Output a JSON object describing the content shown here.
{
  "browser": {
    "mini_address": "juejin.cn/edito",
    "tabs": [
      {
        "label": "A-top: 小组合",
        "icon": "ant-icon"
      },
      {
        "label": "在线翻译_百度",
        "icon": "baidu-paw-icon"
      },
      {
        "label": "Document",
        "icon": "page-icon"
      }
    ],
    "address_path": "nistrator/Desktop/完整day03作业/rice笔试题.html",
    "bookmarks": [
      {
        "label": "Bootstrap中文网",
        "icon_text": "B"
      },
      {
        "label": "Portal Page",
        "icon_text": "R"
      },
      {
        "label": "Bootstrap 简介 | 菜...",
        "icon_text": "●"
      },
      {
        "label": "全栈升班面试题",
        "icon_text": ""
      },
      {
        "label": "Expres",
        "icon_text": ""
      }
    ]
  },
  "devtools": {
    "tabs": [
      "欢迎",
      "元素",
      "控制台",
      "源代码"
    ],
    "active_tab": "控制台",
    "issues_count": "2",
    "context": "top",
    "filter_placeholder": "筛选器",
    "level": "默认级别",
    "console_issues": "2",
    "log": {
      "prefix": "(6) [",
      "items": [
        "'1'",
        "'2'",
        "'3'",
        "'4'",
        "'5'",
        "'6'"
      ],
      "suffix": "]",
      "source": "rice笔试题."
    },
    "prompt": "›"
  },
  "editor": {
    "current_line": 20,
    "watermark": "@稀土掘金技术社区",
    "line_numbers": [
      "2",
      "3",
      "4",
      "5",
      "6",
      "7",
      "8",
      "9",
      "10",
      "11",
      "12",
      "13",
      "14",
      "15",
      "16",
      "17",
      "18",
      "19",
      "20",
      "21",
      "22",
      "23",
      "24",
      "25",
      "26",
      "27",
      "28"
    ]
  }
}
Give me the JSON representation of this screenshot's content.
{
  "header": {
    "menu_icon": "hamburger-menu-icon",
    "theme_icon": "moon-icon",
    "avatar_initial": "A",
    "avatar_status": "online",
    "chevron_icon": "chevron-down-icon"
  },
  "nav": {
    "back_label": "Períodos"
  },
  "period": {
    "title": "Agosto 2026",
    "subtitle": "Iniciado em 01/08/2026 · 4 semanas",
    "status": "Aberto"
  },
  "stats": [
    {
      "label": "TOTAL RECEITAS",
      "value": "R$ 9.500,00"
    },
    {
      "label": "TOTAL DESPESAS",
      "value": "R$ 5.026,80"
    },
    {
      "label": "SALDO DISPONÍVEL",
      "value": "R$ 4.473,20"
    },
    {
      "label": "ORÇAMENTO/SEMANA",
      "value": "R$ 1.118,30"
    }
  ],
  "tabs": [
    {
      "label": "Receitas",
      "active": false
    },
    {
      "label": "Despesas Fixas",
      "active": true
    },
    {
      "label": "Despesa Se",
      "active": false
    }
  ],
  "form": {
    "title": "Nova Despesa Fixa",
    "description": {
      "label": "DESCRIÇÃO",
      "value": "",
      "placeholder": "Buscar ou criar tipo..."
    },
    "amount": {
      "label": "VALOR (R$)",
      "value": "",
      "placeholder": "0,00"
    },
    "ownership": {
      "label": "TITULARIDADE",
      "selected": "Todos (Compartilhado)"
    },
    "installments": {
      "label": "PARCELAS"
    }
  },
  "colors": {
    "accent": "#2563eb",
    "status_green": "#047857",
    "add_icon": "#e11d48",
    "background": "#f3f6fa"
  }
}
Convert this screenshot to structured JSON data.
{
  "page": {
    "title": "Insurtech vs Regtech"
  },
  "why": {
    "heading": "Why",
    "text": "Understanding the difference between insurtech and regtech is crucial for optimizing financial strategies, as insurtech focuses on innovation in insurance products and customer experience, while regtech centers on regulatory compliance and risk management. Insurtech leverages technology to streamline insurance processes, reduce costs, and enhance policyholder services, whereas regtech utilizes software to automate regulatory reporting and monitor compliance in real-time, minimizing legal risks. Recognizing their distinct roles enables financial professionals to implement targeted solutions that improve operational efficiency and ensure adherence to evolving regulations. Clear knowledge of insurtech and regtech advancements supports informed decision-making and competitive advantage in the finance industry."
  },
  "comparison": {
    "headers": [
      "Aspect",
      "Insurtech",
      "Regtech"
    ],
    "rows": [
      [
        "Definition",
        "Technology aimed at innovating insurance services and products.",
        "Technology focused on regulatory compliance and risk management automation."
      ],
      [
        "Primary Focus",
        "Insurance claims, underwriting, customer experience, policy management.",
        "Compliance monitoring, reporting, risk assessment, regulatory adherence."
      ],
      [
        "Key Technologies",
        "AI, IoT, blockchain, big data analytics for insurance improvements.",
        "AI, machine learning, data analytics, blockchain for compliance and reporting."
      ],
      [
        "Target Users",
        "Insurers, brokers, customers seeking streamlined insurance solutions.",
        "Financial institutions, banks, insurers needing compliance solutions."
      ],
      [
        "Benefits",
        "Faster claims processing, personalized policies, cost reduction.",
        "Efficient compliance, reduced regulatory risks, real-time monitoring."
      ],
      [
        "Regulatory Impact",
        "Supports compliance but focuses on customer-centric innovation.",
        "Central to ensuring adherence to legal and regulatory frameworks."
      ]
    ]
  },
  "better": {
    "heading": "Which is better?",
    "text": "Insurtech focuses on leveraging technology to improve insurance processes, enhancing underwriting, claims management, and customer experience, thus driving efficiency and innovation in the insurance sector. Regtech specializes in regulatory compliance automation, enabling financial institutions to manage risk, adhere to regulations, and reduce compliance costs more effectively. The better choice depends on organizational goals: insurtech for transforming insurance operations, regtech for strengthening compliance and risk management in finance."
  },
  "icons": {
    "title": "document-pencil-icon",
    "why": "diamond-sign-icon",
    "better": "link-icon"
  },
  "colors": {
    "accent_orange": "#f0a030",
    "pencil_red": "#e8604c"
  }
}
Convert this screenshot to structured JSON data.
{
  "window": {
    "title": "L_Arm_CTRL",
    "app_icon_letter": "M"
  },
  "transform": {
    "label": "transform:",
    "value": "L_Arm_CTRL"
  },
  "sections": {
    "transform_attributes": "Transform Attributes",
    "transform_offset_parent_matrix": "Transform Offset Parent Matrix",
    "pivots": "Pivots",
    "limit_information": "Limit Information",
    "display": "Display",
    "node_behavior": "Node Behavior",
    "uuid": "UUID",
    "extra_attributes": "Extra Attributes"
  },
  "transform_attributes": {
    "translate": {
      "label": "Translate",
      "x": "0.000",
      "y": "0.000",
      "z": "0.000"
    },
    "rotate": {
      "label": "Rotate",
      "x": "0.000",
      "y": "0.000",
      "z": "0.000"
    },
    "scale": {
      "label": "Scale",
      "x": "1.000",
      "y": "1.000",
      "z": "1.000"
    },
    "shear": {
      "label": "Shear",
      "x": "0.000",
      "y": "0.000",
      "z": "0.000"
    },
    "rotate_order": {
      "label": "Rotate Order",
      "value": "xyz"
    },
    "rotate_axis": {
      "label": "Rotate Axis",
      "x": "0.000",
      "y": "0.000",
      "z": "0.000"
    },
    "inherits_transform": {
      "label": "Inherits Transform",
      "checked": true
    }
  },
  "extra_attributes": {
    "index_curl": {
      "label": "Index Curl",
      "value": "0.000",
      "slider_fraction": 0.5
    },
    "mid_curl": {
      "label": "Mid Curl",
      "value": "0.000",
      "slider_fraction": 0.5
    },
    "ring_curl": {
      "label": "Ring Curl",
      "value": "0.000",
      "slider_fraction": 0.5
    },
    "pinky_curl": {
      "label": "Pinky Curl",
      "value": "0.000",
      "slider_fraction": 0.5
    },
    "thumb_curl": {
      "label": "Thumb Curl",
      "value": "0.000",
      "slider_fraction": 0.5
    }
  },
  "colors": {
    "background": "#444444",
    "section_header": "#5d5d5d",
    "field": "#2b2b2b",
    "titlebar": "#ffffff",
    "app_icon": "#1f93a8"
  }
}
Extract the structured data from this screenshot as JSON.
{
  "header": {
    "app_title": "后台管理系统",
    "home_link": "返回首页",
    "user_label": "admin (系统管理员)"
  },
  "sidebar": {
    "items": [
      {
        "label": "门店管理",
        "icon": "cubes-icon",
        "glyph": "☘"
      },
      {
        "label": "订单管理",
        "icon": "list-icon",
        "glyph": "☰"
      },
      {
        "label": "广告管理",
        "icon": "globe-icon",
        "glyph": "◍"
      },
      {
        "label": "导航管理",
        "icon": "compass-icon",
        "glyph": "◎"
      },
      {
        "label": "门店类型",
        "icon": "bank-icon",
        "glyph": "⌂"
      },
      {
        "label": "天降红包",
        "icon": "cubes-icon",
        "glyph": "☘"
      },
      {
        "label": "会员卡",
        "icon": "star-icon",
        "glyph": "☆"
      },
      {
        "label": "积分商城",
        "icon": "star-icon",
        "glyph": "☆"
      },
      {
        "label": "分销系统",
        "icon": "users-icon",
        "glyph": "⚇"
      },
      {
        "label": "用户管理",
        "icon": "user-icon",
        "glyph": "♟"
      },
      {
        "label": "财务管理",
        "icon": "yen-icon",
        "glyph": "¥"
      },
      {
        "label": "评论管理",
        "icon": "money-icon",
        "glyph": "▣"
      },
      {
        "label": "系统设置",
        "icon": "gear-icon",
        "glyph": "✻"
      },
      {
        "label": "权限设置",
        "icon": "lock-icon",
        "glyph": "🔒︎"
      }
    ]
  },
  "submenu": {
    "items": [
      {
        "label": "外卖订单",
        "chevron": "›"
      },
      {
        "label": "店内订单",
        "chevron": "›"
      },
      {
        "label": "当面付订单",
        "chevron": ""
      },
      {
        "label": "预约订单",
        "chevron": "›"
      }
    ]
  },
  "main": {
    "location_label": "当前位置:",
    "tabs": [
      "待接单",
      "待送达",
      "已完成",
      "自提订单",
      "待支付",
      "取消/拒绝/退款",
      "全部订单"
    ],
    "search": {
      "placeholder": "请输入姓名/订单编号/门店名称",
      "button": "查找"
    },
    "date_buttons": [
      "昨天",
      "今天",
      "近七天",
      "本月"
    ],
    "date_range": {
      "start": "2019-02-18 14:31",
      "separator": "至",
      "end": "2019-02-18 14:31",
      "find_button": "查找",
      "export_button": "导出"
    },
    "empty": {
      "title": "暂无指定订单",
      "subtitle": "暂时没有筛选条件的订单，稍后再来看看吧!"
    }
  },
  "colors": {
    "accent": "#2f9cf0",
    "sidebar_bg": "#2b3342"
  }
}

§

* _WHAT TO WORK ON_
Out of the material above, gather each line where "better" appears.

* _THE OUTPUT_
  "better": {
    "heading": "Which is better?",
    "text": "Insurtech focuses on leveraging technology to improve insurance processes, enhancing underwriting, claims management, and customer experience, thus driving efficiency and innovation in the insurance sector. Regtech specializes in regulatory compliance automation, enabling financial institutions to manage risk, adhere to regulations, and reduce compliance costs more effectively. The better choice depends on organizational goals: insurtech for transforming insurance operations, regtech for strengthening compliance and risk management in finance."
    "better": "link-icon"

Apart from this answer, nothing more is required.